[start of EXERCISE DATA]

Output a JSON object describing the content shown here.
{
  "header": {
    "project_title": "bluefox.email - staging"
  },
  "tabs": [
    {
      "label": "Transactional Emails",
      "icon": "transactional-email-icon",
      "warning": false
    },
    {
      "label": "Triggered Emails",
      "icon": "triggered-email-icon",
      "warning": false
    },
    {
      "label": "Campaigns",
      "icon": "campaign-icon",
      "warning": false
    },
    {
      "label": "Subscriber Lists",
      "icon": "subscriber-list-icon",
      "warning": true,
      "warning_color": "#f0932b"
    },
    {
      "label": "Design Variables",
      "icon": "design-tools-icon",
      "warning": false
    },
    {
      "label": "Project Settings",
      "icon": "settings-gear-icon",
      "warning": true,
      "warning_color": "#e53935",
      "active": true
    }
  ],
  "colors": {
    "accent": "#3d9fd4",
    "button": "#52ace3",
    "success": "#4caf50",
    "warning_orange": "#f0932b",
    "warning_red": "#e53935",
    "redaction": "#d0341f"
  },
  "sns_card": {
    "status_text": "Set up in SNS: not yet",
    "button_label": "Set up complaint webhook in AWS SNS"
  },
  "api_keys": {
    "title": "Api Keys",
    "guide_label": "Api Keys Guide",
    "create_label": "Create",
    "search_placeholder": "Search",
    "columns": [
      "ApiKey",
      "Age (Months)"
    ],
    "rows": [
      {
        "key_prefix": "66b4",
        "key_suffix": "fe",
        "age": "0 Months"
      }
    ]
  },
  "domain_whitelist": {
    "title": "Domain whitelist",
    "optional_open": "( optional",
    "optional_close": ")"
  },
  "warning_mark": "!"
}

[end of EXERCISE DATA]

WHAT IS NEEDED: In full and verbatim, repeat the records given above.

EXERCISE ANSWER:
Output a JSON object describing the content shown here.
{
  "header": {
    "project_title": "bluefox.email - staging"
  },
  "tabs": [
    {
      "label": "Transactional Emails",
      "icon": "transactional-email-icon",
      "warning": false
    },
    {
      "label": "Triggered Emails",
      "icon": "triggered-email-icon",
      "warning": false
    },
    {
      "label": "Campaigns",
      "icon": "campaign-icon",
      "warning": false
    },
    {
      "label": "Subscriber Lists",
      "icon": "subscriber-list-icon",
      "warning": true,
      "warning_color": "#f0932b"
    },
    {
      "label": "Design Variables",
      "icon": "design-tools-icon",
      "warning": false
    },
    {
      "label": "Project Settings",
      "icon": "settings-gear-icon",
      "warning": true,
      "warning_color": "#e53935",
      "active": true
    }
  ],
  "colors": {
    "accent": "#3d9fd4",
    "button": "#52ace3",
    "success": "#4caf50",
    "warning_orange": "#f0932b",
    "warning_red": "#e53935",
    "redaction": "#d0341f"
  },
  "sns_card": {
    "status_text": "Set up in SNS: not yet",
    "button_label": "Set up complaint webhook in AWS SNS"
  },
  "api_keys": {
    "title": "Api Keys",
    "guide_label": "Api Keys Guide",
    "create_label": "Create",
    "search_placeholder": "Search",
    "columns": [
      "ApiKey",
      "Age (Months)"
    ],
    "rows": [
      {
        "key_prefix": "66b4",
        "key_suffix": "fe",
        "age": "0 Months"
      }
    ]
  },
  "domain_whitelist": {
    "title": "Domain whitelist",
    "optional_open": "( optional",
    "optional_close": ")"
  },
  "warning_mark": "!"
}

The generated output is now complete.